▶ **EXERCISE AIM**
Report each line of the data that includes the word "JSON".

**** SUPPLIED MATERIAL ****

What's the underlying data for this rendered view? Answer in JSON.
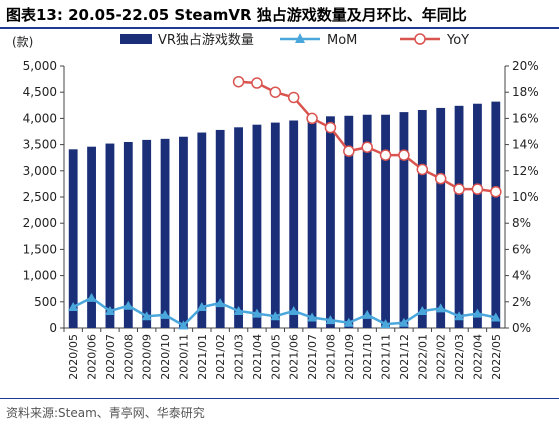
{
  "title": "图表13:  20.05-22.05 SteamVR 独占游戏数量及月环比、年同比",
  "source": "资料来源:Steam、青亭网、华泰研究",
  "colors": {
    "bar": "#1b2f78",
    "mom": "#4aa7dc",
    "yoy": "#d9534f",
    "frame": "#1f3a93"
  },
  "chart_data": {
    "type": "bar",
    "unit_label": "(款)",
    "categories": [
      "2020/05",
      "2020/06",
      "2020/07",
      "2020/08",
      "2020/09",
      "2020/10",
      "2020/11",
      "2021/01",
      "2021/02",
      "2021/03",
      "2021/04",
      "2021/05",
      "2021/06",
      "2021/07",
      "2021/08",
      "2021/09",
      "2021/10",
      "2021/11",
      "2021/12",
      "2022/01",
      "2022/02",
      "2022/03",
      "2022/04",
      "2022/05"
    ],
    "ylim_left": [
      0,
      5000
    ],
    "yticks_left": [
      "0",
      "500",
      "1,000",
      "1,500",
      "2,000",
      "2,500",
      "3,000",
      "3,500",
      "4,000",
      "4,500",
      "5,000"
    ],
    "ylim_right": [
      0,
      20
    ],
    "yticks_right": [
      "0%",
      "2%",
      "4%",
      "6%",
      "8%",
      "10%",
      "12%",
      "14%",
      "16%",
      "18%",
      "20%"
    ],
    "legend_position": "top",
    "series": [
      {
        "name": "VR独占游戏数量",
        "type": "bar",
        "axis": "left",
        "values": [
          3410,
          3460,
          3520,
          3550,
          3590,
          3610,
          3650,
          3730,
          3780,
          3830,
          3880,
          3920,
          3960,
          4000,
          4040,
          4050,
          4070,
          4070,
          4120,
          4160,
          4200,
          4240,
          4280,
          4320
        ]
      },
      {
        "name": "MoM",
        "type": "line",
        "axis": "right",
        "values": [
          1.6,
          2.3,
          1.3,
          1.7,
          0.9,
          1.0,
          0.2,
          1.6,
          1.9,
          1.3,
          1.1,
          0.9,
          1.3,
          0.8,
          0.6,
          0.4,
          1.0,
          0.3,
          0.4,
          1.3,
          1.5,
          0.9,
          1.1,
          0.8
        ]
      },
      {
        "name": "YoY",
        "type": "line",
        "axis": "right",
        "values": [
          null,
          null,
          null,
          null,
          null,
          null,
          null,
          null,
          null,
          18.8,
          18.7,
          18.0,
          17.6,
          16.0,
          15.3,
          13.5,
          13.8,
          13.2,
          13.2,
          12.1,
          11.4,
          10.6,
          10.6,
          10.4
        ]
      }
    ]
  }
}
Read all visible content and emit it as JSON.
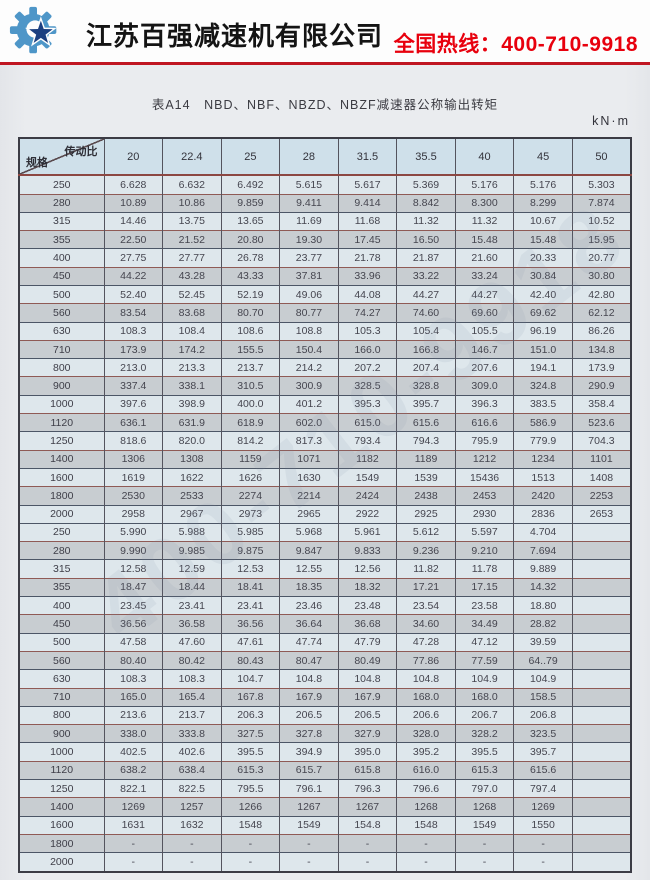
{
  "header": {
    "logo_icon": "gear-star-logo",
    "company": "江苏百强减速机有限公司",
    "hotline": "全国热线：400-710-9918"
  },
  "page": {
    "title": "表A14　NBD、NBF、NBZD、NBZF减速器公称输出转矩",
    "unit": "kN·m",
    "watermark": "400-710-9918"
  },
  "colors": {
    "accent_red": "#e8000d",
    "rule_red": "#c01622",
    "header_cell_bg": "#cfe0ea",
    "row_light": "#dee7ec",
    "row_gray": "#c8cdd1",
    "logo_blue": "#4e96c8",
    "logo_navy": "#1b3f80"
  },
  "table": {
    "corner": {
      "top": "传动比",
      "bottom": "规格"
    },
    "ratio_columns": [
      "20",
      "22.4",
      "25",
      "28",
      "31.5",
      "35.5",
      "40",
      "45",
      "50"
    ],
    "sections": [
      {
        "rows": [
          {
            "spec": "250",
            "values": [
              "6.628",
              "6.632",
              "6.492",
              "5.615",
              "5.617",
              "5.369",
              "5.176",
              "5.176",
              "5.303"
            ]
          },
          {
            "spec": "280",
            "values": [
              "10.89",
              "10.86",
              "9.859",
              "9.411",
              "9.414",
              "8.842",
              "8.300",
              "8.299",
              "7.874"
            ]
          },
          {
            "spec": "315",
            "values": [
              "14.46",
              "13.75",
              "13.65",
              "11.69",
              "11.68",
              "11.32",
              "11.32",
              "10.67",
              "10.52"
            ]
          },
          {
            "spec": "355",
            "values": [
              "22.50",
              "21.52",
              "20.80",
              "19.30",
              "17.45",
              "16.50",
              "15.48",
              "15.48",
              "15.95"
            ]
          },
          {
            "spec": "400",
            "values": [
              "27.75",
              "27.77",
              "26.78",
              "23.77",
              "21.78",
              "21.87",
              "21.60",
              "20.33",
              "20.77"
            ]
          },
          {
            "spec": "450",
            "values": [
              "44.22",
              "43.28",
              "43.33",
              "37.81",
              "33.96",
              "33.22",
              "33.24",
              "30.84",
              "30.80"
            ]
          },
          {
            "spec": "500",
            "values": [
              "52.40",
              "52.45",
              "52.19",
              "49.06",
              "44.08",
              "44.27",
              "44.27",
              "42.40",
              "42.80"
            ]
          },
          {
            "spec": "560",
            "values": [
              "83.54",
              "83.68",
              "80.70",
              "80.77",
              "74.27",
              "74.60",
              "69.60",
              "69.62",
              "62.12"
            ]
          },
          {
            "spec": "630",
            "values": [
              "108.3",
              "108.4",
              "108.6",
              "108.8",
              "105.3",
              "105.4",
              "105.5",
              "96.19",
              "86.26"
            ]
          },
          {
            "spec": "710",
            "values": [
              "173.9",
              "174.2",
              "155.5",
              "150.4",
              "166.0",
              "166.8",
              "146.7",
              "151.0",
              "134.8"
            ]
          },
          {
            "spec": "800",
            "values": [
              "213.0",
              "213.3",
              "213.7",
              "214.2",
              "207.2",
              "207.4",
              "207.6",
              "194.1",
              "173.9"
            ]
          },
          {
            "spec": "900",
            "values": [
              "337.4",
              "338.1",
              "310.5",
              "300.9",
              "328.5",
              "328.8",
              "309.0",
              "324.8",
              "290.9"
            ]
          },
          {
            "spec": "1000",
            "values": [
              "397.6",
              "398.9",
              "400.0",
              "401.2",
              "395.3",
              "395.7",
              "396.3",
              "383.5",
              "358.4"
            ]
          },
          {
            "spec": "1120",
            "values": [
              "636.1",
              "631.9",
              "618.9",
              "602.0",
              "615.0",
              "615.6",
              "616.6",
              "586.9",
              "523.6"
            ]
          },
          {
            "spec": "1250",
            "values": [
              "818.6",
              "820.0",
              "814.2",
              "817.3",
              "793.4",
              "794.3",
              "795.9",
              "779.9",
              "704.3"
            ]
          },
          {
            "spec": "1400",
            "values": [
              "1306",
              "1308",
              "1159",
              "1071",
              "1182",
              "1189",
              "1212",
              "1234",
              "1101"
            ]
          },
          {
            "spec": "1600",
            "values": [
              "1619",
              "1622",
              "1626",
              "1630",
              "1549",
              "1539",
              "15436",
              "1513",
              "1408"
            ]
          },
          {
            "spec": "1800",
            "values": [
              "2530",
              "2533",
              "2274",
              "2214",
              "2424",
              "2438",
              "2453",
              "2420",
              "2253"
            ]
          },
          {
            "spec": "2000",
            "values": [
              "2958",
              "2967",
              "2973",
              "2965",
              "2922",
              "2925",
              "2930",
              "2836",
              "2653"
            ]
          }
        ]
      },
      {
        "rows": [
          {
            "spec": "250",
            "values": [
              "5.990",
              "5.988",
              "5.985",
              "5.968",
              "5.961",
              "5.612",
              "5.597",
              "4.704",
              ""
            ]
          },
          {
            "spec": "280",
            "values": [
              "9.990",
              "9.985",
              "9.875",
              "9.847",
              "9.833",
              "9.236",
              "9.210",
              "7.694",
              ""
            ]
          },
          {
            "spec": "315",
            "values": [
              "12.58",
              "12.59",
              "12.53",
              "12.55",
              "12.56",
              "11.82",
              "11.78",
              "9.889",
              ""
            ]
          },
          {
            "spec": "355",
            "values": [
              "18.47",
              "18.44",
              "18.41",
              "18.35",
              "18.32",
              "17.21",
              "17.15",
              "14.32",
              ""
            ]
          },
          {
            "spec": "400",
            "values": [
              "23.45",
              "23.41",
              "23.41",
              "23.46",
              "23.48",
              "23.54",
              "23.58",
              "18.80",
              ""
            ]
          },
          {
            "spec": "450",
            "values": [
              "36.56",
              "36.58",
              "36.56",
              "36.64",
              "36.68",
              "34.60",
              "34.49",
              "28.82",
              ""
            ]
          },
          {
            "spec": "500",
            "values": [
              "47.58",
              "47.60",
              "47.61",
              "47.74",
              "47.79",
              "47.28",
              "47.12",
              "39.59",
              ""
            ]
          },
          {
            "spec": "560",
            "values": [
              "80.40",
              "80.42",
              "80.43",
              "80.47",
              "80.49",
              "77.86",
              "77.59",
              "64..79",
              ""
            ]
          },
          {
            "spec": "630",
            "values": [
              "108.3",
              "108.3",
              "104.7",
              "104.8",
              "104.8",
              "104.8",
              "104.9",
              "104.9",
              ""
            ]
          },
          {
            "spec": "710",
            "values": [
              "165.0",
              "165.4",
              "167.8",
              "167.9",
              "167.9",
              "168.0",
              "168.0",
              "158.5",
              ""
            ]
          },
          {
            "spec": "800",
            "values": [
              "213.6",
              "213.7",
              "206.3",
              "206.5",
              "206.5",
              "206.6",
              "206.7",
              "206.8",
              ""
            ]
          },
          {
            "spec": "900",
            "values": [
              "338.0",
              "333.8",
              "327.5",
              "327.8",
              "327.9",
              "328.0",
              "328.2",
              "323.5",
              ""
            ]
          },
          {
            "spec": "1000",
            "values": [
              "402.5",
              "402.6",
              "395.5",
              "394.9",
              "395.0",
              "395.2",
              "395.5",
              "395.7",
              ""
            ]
          },
          {
            "spec": "1120",
            "values": [
              "638.2",
              "638.4",
              "615.3",
              "615.7",
              "615.8",
              "616.0",
              "615.3",
              "615.6",
              ""
            ]
          },
          {
            "spec": "1250",
            "values": [
              "822.1",
              "822.5",
              "795.5",
              "796.1",
              "796.3",
              "796.6",
              "797.0",
              "797.4",
              ""
            ]
          },
          {
            "spec": "1400",
            "values": [
              "1269",
              "1257",
              "1266",
              "1267",
              "1267",
              "1268",
              "1268",
              "1269",
              ""
            ]
          },
          {
            "spec": "1600",
            "values": [
              "1631",
              "1632",
              "1548",
              "1549",
              "154.8",
              "1548",
              "1549",
              "1550",
              ""
            ]
          },
          {
            "spec": "1800",
            "values": [
              "-",
              "-",
              "-",
              "-",
              "-",
              "-",
              "-",
              "-",
              ""
            ]
          },
          {
            "spec": "2000",
            "values": [
              "-",
              "-",
              "-",
              "-",
              "-",
              "-",
              "-",
              "-",
              ""
            ]
          }
        ]
      }
    ]
  }
}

****

▶ **ANSWER TO THIS EXERCISE**
What's the underlying data for this rendered view? Answer in JSON.
Read all visible content and emit it as JSON.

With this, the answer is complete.